Dataset records
-*-

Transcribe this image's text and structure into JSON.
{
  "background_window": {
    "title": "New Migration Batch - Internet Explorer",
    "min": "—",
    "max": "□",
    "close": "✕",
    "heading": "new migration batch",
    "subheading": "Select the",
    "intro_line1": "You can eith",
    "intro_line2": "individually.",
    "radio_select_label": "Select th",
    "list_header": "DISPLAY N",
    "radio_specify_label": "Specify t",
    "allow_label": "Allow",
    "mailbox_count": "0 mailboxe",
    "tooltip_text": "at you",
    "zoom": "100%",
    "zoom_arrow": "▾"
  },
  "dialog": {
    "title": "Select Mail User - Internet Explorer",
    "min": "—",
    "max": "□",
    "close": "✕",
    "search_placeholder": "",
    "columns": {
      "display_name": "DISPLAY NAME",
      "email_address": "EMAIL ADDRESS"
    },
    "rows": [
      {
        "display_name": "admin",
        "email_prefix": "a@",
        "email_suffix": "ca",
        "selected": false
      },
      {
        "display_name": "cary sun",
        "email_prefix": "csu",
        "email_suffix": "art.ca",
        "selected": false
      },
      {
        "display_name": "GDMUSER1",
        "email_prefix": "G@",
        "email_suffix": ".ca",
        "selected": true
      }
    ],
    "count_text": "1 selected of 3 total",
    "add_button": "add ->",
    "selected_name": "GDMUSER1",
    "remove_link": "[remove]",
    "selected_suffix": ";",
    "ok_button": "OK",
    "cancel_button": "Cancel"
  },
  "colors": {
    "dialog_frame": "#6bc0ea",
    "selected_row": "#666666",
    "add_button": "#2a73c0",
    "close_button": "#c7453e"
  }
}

-*-

◆ Stated exercise ◆
The records above should all be quoted exactly, please.

◆ Full answer ◆
Transcribe this image's text and structure into JSON.
{
  "background_window": {
    "title": "New Migration Batch - Internet Explorer",
    "min": "—",
    "max": "□",
    "close": "✕",
    "heading": "new migration batch",
    "subheading": "Select the",
    "intro_line1": "You can eith",
    "intro_line2": "individually.",
    "radio_select_label": "Select th",
    "list_header": "DISPLAY N",
    "radio_specify_label": "Specify t",
    "allow_label": "Allow",
    "mailbox_count": "0 mailboxe",
    "tooltip_text": "at you",
    "zoom": "100%",
    "zoom_arrow": "▾"
  },
  "dialog": {
    "title": "Select Mail User - Internet Explorer",
    "min": "—",
    "max": "□",
    "close": "✕",
    "search_placeholder": "",
    "columns": {
      "display_name": "DISPLAY NAME",
      "email_address": "EMAIL ADDRESS"
    },
    "rows": [
      {
        "display_name": "admin",
        "email_prefix": "a@",
        "email_suffix": "ca",
        "selected": false
      },
      {
        "display_name": "cary sun",
        "email_prefix": "csu",
        "email_suffix": "art.ca",
        "selected": false
      },
      {
        "display_name": "GDMUSER1",
        "email_prefix": "G@",
        "email_suffix": ".ca",
        "selected": true
      }
    ],
    "count_text": "1 selected of 3 total",
    "add_button": "add ->",
    "selected_name": "GDMUSER1",
    "remove_link": "[remove]",
    "selected_suffix": ";",
    "ok_button": "OK",
    "cancel_button": "Cancel"
  },
  "colors": {
    "dialog_frame": "#6bc0ea",
    "selected_row": "#666666",
    "add_button": "#2a73c0",
    "close_button": "#c7453e"
  }
}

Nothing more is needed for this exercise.